## STATED PROBLEM
Work out how many lines in the data hold the word "SiH₄", and reply with that number only.
====== DATA FOR THIS TASK ======
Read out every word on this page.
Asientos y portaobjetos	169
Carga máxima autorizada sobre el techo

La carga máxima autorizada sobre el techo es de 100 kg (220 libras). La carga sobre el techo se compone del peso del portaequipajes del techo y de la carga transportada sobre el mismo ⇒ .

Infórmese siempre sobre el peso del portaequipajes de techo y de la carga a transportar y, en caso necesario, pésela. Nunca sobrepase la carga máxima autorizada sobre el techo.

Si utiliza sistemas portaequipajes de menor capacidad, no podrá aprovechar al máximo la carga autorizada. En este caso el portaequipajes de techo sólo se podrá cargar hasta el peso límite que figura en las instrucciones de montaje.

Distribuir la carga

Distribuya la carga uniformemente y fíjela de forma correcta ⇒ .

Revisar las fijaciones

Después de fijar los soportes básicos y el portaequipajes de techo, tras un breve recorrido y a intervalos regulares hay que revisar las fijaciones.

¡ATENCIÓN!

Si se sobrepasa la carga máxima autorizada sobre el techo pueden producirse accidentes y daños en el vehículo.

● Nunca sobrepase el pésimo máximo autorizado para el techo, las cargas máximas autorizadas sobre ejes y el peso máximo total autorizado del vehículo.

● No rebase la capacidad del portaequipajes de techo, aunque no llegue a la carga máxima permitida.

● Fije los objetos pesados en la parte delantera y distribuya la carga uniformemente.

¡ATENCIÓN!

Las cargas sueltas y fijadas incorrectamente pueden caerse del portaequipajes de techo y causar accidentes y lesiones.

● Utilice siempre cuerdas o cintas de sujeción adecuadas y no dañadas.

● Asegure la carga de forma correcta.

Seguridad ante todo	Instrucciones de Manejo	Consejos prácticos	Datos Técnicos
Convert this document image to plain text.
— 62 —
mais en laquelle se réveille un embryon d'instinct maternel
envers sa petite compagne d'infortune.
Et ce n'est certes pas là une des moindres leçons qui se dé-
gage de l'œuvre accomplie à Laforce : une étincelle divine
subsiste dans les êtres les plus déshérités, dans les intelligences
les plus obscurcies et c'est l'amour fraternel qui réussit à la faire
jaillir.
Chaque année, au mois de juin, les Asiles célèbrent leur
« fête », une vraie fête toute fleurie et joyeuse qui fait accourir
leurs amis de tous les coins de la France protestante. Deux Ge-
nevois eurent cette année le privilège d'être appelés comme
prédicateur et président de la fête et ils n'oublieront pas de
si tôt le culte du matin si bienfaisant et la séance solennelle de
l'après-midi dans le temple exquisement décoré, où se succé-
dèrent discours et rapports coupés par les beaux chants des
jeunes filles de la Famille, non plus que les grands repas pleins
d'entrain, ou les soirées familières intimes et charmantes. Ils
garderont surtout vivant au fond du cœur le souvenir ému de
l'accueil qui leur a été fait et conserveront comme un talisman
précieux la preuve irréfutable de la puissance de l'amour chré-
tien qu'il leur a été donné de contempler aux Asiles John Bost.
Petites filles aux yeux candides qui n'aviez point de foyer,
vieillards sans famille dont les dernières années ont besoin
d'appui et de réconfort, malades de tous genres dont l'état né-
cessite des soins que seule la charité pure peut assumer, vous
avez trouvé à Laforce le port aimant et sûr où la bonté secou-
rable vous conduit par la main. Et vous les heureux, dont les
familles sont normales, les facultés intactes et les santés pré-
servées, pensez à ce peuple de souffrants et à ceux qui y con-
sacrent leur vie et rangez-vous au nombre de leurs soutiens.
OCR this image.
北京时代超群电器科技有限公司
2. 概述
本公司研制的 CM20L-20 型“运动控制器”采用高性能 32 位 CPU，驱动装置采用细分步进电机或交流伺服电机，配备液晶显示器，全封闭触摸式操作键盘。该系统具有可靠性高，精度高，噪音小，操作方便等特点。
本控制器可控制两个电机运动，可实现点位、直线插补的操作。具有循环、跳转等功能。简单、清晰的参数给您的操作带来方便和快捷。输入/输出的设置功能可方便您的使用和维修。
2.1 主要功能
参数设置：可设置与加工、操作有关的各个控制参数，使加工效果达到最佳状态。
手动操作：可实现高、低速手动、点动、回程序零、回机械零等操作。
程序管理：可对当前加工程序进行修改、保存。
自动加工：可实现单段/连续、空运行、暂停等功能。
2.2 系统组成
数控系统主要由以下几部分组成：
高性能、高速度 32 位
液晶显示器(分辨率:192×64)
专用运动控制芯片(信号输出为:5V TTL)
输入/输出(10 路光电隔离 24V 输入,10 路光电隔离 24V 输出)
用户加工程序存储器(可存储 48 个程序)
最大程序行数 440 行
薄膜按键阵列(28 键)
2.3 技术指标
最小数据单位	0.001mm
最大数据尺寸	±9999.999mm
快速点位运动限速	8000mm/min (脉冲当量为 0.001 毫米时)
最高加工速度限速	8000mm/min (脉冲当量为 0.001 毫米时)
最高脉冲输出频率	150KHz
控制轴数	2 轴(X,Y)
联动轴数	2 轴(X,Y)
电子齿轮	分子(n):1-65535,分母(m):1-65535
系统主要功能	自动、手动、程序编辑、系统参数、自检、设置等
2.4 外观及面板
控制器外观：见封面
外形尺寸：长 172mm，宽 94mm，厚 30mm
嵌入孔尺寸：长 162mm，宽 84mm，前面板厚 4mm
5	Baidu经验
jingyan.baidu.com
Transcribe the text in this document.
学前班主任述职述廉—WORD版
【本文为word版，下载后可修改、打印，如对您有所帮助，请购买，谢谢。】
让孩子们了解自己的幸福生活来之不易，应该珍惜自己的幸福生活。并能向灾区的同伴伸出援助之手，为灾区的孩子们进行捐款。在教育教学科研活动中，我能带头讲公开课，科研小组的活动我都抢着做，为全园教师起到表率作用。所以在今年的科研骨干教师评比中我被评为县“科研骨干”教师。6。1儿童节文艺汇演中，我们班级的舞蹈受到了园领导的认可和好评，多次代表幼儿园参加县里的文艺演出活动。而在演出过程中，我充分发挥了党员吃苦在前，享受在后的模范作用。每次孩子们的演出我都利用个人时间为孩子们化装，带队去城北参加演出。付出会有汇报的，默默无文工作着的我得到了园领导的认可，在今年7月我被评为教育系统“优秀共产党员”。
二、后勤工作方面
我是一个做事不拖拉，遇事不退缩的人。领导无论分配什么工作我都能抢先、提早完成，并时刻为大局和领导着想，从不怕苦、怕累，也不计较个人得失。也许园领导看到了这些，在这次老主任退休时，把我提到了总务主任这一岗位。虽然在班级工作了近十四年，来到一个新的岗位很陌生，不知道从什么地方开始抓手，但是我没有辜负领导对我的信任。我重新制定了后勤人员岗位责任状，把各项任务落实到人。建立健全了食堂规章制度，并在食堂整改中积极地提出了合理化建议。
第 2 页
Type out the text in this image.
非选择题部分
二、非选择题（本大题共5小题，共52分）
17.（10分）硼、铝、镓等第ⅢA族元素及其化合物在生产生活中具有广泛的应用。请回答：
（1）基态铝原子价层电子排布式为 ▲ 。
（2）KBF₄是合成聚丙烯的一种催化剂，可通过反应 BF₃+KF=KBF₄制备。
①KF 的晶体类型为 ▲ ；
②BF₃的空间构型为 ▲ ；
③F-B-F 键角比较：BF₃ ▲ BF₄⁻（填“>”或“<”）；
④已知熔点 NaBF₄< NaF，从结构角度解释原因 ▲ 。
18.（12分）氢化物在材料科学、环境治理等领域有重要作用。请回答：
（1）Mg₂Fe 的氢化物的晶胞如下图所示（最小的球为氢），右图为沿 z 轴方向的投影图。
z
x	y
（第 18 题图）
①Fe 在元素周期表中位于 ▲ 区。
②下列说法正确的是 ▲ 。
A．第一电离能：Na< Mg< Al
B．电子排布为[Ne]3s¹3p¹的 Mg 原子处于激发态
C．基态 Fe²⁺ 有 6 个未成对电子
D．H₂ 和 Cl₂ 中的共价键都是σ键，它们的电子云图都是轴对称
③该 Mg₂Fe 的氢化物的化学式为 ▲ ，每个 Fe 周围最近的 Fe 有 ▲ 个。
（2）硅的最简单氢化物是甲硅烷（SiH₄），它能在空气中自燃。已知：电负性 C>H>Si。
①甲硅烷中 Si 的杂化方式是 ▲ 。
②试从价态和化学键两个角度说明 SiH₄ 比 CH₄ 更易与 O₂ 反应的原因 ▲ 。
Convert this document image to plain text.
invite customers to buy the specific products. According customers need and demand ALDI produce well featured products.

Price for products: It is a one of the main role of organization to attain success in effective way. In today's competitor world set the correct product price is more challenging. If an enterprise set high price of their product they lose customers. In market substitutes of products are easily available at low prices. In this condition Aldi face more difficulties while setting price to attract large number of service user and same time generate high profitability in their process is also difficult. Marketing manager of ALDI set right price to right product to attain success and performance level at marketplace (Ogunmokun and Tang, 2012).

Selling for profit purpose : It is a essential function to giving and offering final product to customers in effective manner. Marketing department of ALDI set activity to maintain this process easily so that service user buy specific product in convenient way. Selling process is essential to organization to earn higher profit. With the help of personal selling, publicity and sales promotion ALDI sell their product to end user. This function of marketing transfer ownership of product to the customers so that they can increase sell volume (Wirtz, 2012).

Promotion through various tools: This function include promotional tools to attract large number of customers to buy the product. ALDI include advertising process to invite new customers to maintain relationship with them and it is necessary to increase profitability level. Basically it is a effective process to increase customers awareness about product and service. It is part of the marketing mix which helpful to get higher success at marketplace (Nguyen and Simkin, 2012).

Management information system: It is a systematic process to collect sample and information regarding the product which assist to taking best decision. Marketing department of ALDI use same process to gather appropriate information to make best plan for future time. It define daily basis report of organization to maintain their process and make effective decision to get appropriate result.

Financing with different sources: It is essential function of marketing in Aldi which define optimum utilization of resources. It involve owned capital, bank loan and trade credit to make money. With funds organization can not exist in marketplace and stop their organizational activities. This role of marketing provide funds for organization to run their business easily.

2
======
## WORKED SOLUTION
2